**Given problem**
Scan the material below for the string "mean", and copy every line where it shows up.

━━━ Data shown ━━━

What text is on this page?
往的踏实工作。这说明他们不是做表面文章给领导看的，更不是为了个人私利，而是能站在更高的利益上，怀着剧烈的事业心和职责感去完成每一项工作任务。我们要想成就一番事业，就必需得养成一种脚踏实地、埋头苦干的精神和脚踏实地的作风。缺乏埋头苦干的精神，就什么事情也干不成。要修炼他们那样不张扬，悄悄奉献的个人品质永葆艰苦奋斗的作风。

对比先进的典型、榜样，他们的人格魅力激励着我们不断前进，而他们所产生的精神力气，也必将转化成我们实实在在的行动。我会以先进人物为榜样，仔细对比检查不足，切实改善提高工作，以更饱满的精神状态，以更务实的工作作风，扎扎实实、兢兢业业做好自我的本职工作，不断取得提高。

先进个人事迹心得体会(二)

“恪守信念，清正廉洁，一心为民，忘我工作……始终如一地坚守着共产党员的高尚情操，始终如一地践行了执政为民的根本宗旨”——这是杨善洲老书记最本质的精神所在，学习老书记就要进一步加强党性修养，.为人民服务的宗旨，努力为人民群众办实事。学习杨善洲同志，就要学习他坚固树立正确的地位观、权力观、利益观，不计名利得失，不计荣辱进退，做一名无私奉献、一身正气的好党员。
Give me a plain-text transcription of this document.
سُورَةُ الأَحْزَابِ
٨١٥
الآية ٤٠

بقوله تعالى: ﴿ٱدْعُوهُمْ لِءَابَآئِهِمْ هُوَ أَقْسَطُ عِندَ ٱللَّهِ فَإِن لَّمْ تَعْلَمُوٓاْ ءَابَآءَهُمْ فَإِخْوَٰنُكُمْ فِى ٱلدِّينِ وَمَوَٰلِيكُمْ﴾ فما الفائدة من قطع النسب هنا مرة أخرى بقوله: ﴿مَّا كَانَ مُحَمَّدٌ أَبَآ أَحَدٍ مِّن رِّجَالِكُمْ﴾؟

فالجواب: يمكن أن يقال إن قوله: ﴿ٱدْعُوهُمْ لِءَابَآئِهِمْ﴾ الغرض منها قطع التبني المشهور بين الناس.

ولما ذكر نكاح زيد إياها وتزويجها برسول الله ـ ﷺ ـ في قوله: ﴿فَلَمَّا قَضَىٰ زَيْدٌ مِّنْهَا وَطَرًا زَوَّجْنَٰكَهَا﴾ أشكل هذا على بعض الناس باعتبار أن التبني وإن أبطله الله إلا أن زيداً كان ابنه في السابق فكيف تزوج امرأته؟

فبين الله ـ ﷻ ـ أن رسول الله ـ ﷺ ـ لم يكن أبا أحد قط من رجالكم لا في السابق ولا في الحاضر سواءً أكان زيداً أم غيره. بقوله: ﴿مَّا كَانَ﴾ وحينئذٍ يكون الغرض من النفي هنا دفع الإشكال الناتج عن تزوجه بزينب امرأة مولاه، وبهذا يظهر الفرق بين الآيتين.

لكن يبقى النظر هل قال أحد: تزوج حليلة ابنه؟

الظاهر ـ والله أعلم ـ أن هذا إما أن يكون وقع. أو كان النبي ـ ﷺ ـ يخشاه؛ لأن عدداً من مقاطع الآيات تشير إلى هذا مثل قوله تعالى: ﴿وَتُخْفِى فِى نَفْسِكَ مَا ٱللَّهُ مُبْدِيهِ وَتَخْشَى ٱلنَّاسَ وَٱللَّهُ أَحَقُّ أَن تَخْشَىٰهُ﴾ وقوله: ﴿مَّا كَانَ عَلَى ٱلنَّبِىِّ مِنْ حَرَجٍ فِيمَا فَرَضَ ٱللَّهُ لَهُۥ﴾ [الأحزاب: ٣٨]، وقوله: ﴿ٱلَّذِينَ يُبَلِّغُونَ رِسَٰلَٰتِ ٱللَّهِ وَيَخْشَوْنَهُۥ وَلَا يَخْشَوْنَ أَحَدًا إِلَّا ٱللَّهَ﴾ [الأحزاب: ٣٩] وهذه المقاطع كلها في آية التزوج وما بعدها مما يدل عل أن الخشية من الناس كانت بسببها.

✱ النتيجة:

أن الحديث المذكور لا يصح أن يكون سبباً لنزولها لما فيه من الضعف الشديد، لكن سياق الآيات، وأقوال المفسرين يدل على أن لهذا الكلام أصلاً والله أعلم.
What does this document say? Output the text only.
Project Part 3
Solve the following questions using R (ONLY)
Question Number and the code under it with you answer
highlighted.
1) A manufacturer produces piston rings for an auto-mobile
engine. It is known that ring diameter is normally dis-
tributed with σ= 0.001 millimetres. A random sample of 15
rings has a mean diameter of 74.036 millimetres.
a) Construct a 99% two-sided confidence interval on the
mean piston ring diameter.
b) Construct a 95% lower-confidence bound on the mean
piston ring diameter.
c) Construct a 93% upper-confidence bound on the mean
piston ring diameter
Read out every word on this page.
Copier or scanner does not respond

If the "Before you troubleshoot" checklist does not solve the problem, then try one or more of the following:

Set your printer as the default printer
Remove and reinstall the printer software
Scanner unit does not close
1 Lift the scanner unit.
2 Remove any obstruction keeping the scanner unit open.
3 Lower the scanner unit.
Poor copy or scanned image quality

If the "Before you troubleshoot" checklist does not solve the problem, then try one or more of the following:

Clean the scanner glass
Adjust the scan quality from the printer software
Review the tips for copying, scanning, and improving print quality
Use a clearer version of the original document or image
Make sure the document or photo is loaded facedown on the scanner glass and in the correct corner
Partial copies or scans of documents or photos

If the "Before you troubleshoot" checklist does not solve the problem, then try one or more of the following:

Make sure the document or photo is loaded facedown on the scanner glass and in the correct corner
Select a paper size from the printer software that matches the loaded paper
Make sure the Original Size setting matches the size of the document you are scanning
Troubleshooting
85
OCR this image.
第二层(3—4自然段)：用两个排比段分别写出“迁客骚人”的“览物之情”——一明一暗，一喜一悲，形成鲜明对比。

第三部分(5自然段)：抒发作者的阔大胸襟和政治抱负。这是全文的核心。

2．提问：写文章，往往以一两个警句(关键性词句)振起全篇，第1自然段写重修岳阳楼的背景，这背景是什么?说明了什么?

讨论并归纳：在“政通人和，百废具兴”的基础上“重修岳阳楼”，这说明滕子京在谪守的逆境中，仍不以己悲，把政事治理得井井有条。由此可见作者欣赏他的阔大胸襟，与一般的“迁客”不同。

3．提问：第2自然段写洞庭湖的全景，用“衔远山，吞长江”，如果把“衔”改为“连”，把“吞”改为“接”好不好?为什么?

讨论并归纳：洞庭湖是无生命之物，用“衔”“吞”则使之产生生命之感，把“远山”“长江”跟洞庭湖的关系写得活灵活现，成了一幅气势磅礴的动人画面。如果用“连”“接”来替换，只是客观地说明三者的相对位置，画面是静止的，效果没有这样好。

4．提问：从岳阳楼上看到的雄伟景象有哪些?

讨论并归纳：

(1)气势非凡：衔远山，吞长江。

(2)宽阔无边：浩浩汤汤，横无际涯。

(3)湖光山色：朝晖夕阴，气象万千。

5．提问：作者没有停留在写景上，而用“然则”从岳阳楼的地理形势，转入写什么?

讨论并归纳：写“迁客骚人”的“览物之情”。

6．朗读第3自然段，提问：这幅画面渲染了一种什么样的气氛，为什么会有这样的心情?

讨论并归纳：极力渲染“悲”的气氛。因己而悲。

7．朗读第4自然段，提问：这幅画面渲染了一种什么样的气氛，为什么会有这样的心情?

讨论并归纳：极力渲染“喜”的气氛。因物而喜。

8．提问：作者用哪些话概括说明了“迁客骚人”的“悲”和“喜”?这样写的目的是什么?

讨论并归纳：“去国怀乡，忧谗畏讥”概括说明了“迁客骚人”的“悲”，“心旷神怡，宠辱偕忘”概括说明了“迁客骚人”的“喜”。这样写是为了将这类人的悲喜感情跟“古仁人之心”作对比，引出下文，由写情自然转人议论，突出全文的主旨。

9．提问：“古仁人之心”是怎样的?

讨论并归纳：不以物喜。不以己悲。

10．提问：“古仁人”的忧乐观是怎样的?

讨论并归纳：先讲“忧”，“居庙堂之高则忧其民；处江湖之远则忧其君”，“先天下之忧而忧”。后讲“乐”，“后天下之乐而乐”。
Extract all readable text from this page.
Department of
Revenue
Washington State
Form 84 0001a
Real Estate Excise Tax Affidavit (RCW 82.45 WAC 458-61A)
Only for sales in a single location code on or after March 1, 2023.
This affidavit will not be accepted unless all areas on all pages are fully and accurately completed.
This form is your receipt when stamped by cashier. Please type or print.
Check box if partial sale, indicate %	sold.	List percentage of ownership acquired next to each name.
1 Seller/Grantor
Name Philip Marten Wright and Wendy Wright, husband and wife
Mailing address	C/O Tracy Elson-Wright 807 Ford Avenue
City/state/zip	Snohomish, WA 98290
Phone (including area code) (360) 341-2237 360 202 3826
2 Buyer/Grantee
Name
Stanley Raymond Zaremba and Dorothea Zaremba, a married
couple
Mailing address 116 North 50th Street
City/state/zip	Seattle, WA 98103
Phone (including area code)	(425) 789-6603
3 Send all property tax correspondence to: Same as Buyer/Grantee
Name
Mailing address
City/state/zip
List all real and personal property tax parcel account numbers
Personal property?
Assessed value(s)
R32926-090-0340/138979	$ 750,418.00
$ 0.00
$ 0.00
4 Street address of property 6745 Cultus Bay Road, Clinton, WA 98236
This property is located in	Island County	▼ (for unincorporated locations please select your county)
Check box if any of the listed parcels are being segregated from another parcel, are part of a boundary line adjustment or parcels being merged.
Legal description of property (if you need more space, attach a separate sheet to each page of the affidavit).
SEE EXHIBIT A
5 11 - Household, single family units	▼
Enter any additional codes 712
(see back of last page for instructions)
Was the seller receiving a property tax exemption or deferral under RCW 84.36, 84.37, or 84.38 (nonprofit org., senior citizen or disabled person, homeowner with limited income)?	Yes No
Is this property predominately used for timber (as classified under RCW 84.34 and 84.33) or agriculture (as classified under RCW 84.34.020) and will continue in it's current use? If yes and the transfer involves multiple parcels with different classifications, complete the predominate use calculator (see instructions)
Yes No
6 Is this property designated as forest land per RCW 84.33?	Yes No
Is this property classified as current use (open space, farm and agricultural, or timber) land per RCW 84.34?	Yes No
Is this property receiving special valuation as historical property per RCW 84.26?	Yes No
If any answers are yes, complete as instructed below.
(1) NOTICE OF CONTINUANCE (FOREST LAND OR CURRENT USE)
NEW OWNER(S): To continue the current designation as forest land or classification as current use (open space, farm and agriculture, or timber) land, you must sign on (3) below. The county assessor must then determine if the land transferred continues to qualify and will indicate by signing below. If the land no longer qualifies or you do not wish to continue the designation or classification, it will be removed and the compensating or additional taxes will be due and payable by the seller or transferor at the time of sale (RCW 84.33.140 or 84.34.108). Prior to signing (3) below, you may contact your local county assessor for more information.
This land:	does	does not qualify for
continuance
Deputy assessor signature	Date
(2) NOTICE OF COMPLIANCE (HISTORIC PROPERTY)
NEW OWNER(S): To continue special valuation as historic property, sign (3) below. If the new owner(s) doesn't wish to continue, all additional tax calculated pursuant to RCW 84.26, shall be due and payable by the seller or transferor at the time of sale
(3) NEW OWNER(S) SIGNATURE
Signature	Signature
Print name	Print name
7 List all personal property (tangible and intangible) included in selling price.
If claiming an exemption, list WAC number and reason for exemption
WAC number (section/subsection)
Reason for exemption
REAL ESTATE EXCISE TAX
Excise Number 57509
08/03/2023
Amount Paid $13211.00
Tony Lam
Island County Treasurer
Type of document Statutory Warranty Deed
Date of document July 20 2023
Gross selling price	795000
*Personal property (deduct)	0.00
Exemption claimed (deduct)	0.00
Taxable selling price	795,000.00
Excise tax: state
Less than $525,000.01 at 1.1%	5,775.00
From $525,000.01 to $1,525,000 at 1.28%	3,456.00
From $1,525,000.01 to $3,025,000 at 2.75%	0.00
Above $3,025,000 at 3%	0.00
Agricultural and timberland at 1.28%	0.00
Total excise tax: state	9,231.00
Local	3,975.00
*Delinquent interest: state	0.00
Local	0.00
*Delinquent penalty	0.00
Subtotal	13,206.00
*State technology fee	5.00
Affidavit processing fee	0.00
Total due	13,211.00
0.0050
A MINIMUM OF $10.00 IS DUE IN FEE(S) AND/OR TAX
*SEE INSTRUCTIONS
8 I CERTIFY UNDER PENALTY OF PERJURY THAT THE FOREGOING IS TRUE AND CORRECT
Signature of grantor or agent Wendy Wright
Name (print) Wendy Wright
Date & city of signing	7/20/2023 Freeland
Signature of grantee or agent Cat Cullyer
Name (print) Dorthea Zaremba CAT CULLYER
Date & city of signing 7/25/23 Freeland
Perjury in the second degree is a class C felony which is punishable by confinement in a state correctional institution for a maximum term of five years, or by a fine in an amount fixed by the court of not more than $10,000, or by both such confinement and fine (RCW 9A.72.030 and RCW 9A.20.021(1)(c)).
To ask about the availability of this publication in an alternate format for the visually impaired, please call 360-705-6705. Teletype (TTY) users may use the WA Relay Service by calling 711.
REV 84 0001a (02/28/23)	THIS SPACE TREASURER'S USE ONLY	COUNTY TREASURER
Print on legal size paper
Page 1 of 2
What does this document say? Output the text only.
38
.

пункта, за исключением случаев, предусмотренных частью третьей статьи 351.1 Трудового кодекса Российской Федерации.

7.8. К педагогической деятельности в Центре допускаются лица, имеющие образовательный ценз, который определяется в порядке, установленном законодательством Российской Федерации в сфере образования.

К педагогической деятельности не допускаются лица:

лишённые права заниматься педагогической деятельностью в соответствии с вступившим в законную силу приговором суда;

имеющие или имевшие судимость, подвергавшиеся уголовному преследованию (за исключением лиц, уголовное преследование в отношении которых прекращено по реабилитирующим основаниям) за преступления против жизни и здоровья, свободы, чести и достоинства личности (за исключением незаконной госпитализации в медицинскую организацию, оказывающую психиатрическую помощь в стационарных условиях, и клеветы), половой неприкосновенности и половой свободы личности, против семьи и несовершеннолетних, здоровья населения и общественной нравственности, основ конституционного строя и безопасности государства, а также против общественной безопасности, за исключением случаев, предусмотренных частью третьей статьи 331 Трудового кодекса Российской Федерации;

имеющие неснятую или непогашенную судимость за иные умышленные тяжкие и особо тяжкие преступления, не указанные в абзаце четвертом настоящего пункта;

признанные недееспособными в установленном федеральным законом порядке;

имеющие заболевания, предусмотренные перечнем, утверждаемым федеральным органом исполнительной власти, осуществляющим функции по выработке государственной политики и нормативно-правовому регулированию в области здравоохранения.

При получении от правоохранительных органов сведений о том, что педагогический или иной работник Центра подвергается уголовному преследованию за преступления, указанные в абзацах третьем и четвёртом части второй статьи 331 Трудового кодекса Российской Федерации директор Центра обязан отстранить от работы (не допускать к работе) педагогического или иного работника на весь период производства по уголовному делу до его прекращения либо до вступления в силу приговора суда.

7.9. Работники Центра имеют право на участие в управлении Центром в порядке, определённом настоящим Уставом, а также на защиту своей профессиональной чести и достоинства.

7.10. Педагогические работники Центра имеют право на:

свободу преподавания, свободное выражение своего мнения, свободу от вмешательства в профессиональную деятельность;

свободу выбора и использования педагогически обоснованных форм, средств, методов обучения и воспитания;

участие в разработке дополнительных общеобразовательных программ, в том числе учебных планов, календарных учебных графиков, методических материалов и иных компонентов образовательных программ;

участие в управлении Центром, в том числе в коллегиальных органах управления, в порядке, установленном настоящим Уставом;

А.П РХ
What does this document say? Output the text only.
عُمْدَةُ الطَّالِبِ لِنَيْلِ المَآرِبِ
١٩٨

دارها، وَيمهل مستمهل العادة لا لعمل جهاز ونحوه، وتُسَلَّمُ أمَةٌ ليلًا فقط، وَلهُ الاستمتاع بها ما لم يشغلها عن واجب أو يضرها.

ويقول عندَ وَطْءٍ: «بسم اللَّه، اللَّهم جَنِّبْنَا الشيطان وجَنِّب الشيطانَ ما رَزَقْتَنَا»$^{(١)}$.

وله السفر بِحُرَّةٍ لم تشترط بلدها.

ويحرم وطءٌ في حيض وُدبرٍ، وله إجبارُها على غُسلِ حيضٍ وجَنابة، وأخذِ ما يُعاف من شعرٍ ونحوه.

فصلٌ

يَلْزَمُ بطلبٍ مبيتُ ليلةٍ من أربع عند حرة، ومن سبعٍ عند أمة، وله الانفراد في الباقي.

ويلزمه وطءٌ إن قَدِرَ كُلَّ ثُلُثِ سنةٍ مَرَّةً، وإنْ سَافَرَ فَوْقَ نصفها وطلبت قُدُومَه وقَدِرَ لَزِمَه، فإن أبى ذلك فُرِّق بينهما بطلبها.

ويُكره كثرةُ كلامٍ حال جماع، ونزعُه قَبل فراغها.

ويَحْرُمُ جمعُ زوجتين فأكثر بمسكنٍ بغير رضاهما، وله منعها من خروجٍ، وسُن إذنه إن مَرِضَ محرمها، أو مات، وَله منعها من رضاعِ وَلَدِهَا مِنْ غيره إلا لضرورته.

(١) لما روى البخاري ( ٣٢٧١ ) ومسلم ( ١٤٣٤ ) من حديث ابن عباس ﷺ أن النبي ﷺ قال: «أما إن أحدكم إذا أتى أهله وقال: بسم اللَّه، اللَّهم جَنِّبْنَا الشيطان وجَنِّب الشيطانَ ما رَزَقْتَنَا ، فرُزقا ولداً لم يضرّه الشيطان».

━━━

**Exercise output**
rings has a mean diameter of 74.036 millimetres.
mean piston ring diameter.
b) Construct a 95% lower-confidence bound on the mean
c) Construct a 93% upper-confidence bound on the mean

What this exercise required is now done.